------ Stored rows ------
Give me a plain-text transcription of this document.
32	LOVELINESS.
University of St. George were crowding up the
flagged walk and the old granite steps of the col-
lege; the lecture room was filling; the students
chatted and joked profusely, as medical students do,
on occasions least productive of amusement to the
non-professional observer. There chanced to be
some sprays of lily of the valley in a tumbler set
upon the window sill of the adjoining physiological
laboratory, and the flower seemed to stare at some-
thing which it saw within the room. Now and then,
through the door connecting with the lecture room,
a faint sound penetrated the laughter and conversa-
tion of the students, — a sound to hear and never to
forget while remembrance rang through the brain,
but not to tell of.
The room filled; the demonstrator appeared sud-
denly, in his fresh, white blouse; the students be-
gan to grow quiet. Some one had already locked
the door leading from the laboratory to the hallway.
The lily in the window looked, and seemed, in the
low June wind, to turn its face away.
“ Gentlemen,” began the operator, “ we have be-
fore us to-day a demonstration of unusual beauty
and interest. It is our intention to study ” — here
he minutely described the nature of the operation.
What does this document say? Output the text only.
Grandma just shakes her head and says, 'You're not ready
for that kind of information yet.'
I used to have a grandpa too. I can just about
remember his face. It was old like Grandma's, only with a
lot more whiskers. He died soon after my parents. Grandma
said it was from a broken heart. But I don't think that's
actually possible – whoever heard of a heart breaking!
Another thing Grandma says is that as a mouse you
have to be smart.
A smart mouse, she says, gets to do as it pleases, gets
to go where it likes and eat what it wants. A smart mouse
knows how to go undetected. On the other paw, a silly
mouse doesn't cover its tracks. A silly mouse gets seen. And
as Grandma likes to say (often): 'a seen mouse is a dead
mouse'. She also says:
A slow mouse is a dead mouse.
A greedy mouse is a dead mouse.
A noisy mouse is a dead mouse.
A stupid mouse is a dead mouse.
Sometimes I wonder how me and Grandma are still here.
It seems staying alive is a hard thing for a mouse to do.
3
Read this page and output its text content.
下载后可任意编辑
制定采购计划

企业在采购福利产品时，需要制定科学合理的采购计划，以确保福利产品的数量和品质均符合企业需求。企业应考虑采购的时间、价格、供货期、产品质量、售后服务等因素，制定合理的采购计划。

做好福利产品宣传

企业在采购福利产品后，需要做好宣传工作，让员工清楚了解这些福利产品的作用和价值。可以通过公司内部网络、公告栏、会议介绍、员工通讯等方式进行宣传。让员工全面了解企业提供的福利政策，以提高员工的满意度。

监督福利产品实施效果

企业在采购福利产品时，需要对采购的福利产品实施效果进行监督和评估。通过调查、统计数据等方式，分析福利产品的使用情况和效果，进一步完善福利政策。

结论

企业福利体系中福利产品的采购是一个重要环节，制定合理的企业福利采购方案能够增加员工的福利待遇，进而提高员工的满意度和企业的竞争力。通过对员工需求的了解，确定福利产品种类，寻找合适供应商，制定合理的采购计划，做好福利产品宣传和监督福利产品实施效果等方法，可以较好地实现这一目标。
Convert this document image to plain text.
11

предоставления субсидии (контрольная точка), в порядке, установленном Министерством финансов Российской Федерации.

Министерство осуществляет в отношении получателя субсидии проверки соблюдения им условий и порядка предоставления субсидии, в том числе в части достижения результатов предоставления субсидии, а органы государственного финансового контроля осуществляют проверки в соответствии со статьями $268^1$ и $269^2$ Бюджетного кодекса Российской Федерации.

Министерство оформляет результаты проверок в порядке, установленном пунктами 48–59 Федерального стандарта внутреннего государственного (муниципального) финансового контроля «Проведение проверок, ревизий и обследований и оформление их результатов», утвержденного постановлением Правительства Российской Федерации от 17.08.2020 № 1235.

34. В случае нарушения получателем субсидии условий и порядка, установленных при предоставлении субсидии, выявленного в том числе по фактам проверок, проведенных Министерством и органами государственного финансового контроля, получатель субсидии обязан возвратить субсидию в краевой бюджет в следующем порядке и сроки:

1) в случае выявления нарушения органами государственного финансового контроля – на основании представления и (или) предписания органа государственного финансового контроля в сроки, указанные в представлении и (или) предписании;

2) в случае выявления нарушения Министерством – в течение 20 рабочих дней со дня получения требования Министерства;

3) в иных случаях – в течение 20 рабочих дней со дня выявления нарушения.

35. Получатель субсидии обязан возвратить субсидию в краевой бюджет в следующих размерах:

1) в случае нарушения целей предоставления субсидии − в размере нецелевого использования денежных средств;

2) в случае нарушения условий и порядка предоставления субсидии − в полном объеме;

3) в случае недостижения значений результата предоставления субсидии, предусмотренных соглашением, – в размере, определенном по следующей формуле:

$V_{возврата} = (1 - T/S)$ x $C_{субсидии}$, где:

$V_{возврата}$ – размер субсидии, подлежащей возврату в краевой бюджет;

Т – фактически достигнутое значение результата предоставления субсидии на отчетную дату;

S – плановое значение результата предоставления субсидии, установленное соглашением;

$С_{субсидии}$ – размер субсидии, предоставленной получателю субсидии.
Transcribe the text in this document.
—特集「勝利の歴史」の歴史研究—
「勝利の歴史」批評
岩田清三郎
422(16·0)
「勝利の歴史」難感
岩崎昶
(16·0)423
------
[Work required] Extract every entry in the listing word for word.

[Answer to this task]
Give me a plain-text transcription of this document.
32	LOVELINESS.
University of St. George were crowding up the
flagged walk and the old granite steps of the col-
lege; the lecture room was filling; the students
chatted and joked profusely, as medical students do,
on occasions least productive of amusement to the
non-professional observer. There chanced to be
some sprays of lily of the valley in a tumbler set
upon the window sill of the adjoining physiological
laboratory, and the flower seemed to stare at some-
thing which it saw within the room. Now and then,
through the door connecting with the lecture room,
a faint sound penetrated the laughter and conversa-
tion of the students, — a sound to hear and never to
forget while remembrance rang through the brain,
but not to tell of.
The room filled; the demonstrator appeared sud-
denly, in his fresh, white blouse; the students be-
gan to grow quiet. Some one had already locked
the door leading from the laboratory to the hallway.
The lily in the window looked, and seemed, in the
low June wind, to turn its face away.
“ Gentlemen,” began the operator, “ we have be-
fore us to-day a demonstration of unusual beauty
and interest. It is our intention to study ” — here
he minutely described the nature of the operation.
What does this document say? Output the text only.
Grandma just shakes her head and says, 'You're not ready
for that kind of information yet.'
I used to have a grandpa too. I can just about
remember his face. It was old like Grandma's, only with a
lot more whiskers. He died soon after my parents. Grandma
said it was from a broken heart. But I don't think that's
actually possible – whoever heard of a heart breaking!
Another thing Grandma says is that as a mouse you
have to be smart.
A smart mouse, she says, gets to do as it pleases, gets
to go where it likes and eat what it wants. A smart mouse
knows how to go undetected. On the other paw, a silly
mouse doesn't cover its tracks. A silly mouse gets seen. And
as Grandma likes to say (often): 'a seen mouse is a dead
mouse'. She also says:
A slow mouse is a dead mouse.
A greedy mouse is a dead mouse.
A noisy mouse is a dead mouse.
A stupid mouse is a dead mouse.
Sometimes I wonder how me and Grandma are still here.
It seems staying alive is a hard thing for a mouse to do.
3
Read this page and output its text content.
下载后可任意编辑
制定采购计划

企业在采购福利产品时，需要制定科学合理的采购计划，以确保福利产品的数量和品质均符合企业需求。企业应考虑采购的时间、价格、供货期、产品质量、售后服务等因素，制定合理的采购计划。

做好福利产品宣传

企业在采购福利产品后，需要做好宣传工作，让员工清楚了解这些福利产品的作用和价值。可以通过公司内部网络、公告栏、会议介绍、员工通讯等方式进行宣传。让员工全面了解企业提供的福利政策，以提高员工的满意度。

监督福利产品实施效果

企业在采购福利产品时，需要对采购的福利产品实施效果进行监督和评估。通过调查、统计数据等方式，分析福利产品的使用情况和效果，进一步完善福利政策。

结论

企业福利体系中福利产品的采购是一个重要环节，制定合理的企业福利采购方案能够增加员工的福利待遇，进而提高员工的满意度和企业的竞争力。通过对员工需求的了解，确定福利产品种类，寻找合适供应商，制定合理的采购计划，做好福利产品宣传和监督福利产品实施效果等方法，可以较好地实现这一目标。
Convert this document image to plain text.
11

предоставления субсидии (контрольная точка), в порядке, установленном Министерством финансов Российской Федерации.

Министерство осуществляет в отношении получателя субсидии проверки соблюдения им условий и порядка предоставления субсидии, в том числе в части достижения результатов предоставления субсидии, а органы государственного финансового контроля осуществляют проверки в соответствии со статьями $268^1$ и $269^2$ Бюджетного кодекса Российской Федерации.

Министерство оформляет результаты проверок в порядке, установленном пунктами 48–59 Федерального стандарта внутреннего государственного (муниципального) финансового контроля «Проведение проверок, ревизий и обследований и оформление их результатов», утвержденного постановлением Правительства Российской Федерации от 17.08.2020 № 1235.

34. В случае нарушения получателем субсидии условий и порядка, установленных при предоставлении субсидии, выявленного в том числе по фактам проверок, проведенных Министерством и органами государственного финансового контроля, получатель субсидии обязан возвратить субсидию в краевой бюджет в следующем порядке и сроки:

1) в случае выявления нарушения органами государственного финансового контроля – на основании представления и (или) предписания органа государственного финансового контроля в сроки, указанные в представлении и (или) предписании;

2) в случае выявления нарушения Министерством – в течение 20 рабочих дней со дня получения требования Министерства;

3) в иных случаях – в течение 20 рабочих дней со дня выявления нарушения.

35. Получатель субсидии обязан возвратить субсидию в краевой бюджет в следующих размерах:

1) в случае нарушения целей предоставления субсидии − в размере нецелевого использования денежных средств;

2) в случае нарушения условий и порядка предоставления субсидии − в полном объеме;

3) в случае недостижения значений результата предоставления субсидии, предусмотренных соглашением, – в размере, определенном по следующей формуле:

$V_{возврата} = (1 - T/S)$ x $C_{субсидии}$, где:

$V_{возврата}$ – размер субсидии, подлежащей возврату в краевой бюджет;

Т – фактически достигнутое значение результата предоставления субсидии на отчетную дату;

S – плановое значение результата предоставления субсидии, установленное соглашением;

$С_{субсидии}$ – размер субсидии, предоставленной получателю субсидии.
Transcribe the text in this document.
—特集「勝利の歴史」の歴史研究—
「勝利の歴史」批評
岩田清三郎
422(16·0)
「勝利の歴史」難感
岩崎昶
(16·0)423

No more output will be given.